Page extract>
The other glad invention, is that Google Image search function that helps to identify an image. It's like having access to your own steely-eyed curator, only without a vast table full of transparents and a handsome little viewer (tools I imagine, archaically and incorrectly, all curators own). The Prada collections I was able to identify, finally! when I was a hungry fashion blogger and Google first launched this miraculous innovation, instant dot-connecting gratification for a niggling itch.
What's wonderful, is that once your mystery image has been identified, you're presented with this lush long page of 'Visually Similar Images', arranged according to the shades of marigold yellows they share, or because they contain a sheepish cloud, or a dog in a corner. There's always an accidental beauty to the algorithm at hand, whatever it is. At first, I thought this collecrion was called 'Vaguely Similar Images', a name I much prefer.
The question 'Who edits Luncheon Magazine?' > this New York Times article > these words right here, in blue
> Was the chain that passed through my fleshy brain cells to find this nice page >
Today, I learned that it was Salvador Dali who painted this wonderful loaf of bread, used on the Penguin Modern Classics cover of Plain Pleasures by Jane Bowles, and I am glad to know, to feel that I alone have drawn a thread through something, even if I was just making a use of a seamless design for curious people. I do wonder sometimes why I/we are so hungry for information. I think it makes us feel important, of use, absorbing as much as we can to keep us further away from death, or at least "full of something" when it comes!

Brief 1>
Answer these questions about the post on image search:
(a) Whose collections was the writer able to identify?
(b) What did the writer at first think the page of similar images was called?
(c) Who painted the loaf of bread used on the Penguin Modern Classics cover of Plain Pleasures?
Brief 2> Print the part of the post on image search starting at "The question 'Who" and ending at "when it comes!".
The records are not needed for any task on this post.

Material supplied>
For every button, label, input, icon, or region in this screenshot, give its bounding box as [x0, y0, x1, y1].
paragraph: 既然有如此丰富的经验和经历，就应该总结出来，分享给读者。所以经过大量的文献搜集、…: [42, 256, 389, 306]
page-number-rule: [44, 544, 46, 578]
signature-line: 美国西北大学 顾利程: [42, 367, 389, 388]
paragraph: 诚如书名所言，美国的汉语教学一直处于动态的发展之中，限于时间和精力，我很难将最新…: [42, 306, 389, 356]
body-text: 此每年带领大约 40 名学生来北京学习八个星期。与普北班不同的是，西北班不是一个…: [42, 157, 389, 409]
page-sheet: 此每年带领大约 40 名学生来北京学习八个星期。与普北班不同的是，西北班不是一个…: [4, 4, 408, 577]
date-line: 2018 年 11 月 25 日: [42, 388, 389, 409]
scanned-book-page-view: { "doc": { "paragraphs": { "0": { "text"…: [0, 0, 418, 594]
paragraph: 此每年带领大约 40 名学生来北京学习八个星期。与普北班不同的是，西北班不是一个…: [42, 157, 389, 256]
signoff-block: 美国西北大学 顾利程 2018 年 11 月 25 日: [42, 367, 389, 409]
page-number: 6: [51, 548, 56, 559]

Answer box 1>
(a) Prada's
(b) 'Vaguely Similar Images'
(c) Salvador Dali

Answer box 2>
The question 'Who edits Luncheon Magazine?' > this New York Times article > these words right here, in blue
> Was the chain that passed through my fleshy brain cells to find this nice page >
Today, I learned that it was Salvador Dali who painted this wonderful loaf of bread, used on the Penguin Modern Classics cover of Plain Pleasures by Jane Bowles, and I am glad to know, to feel that I alone have drawn a thread through something, even if I was just making a use of a seamless design for curious people. I do wonder sometimes why I/we are so hungry for information. I think it makes us feel important, of use, absorbing as much as we can to keep us further away from death, or at least "full of something" when it comes!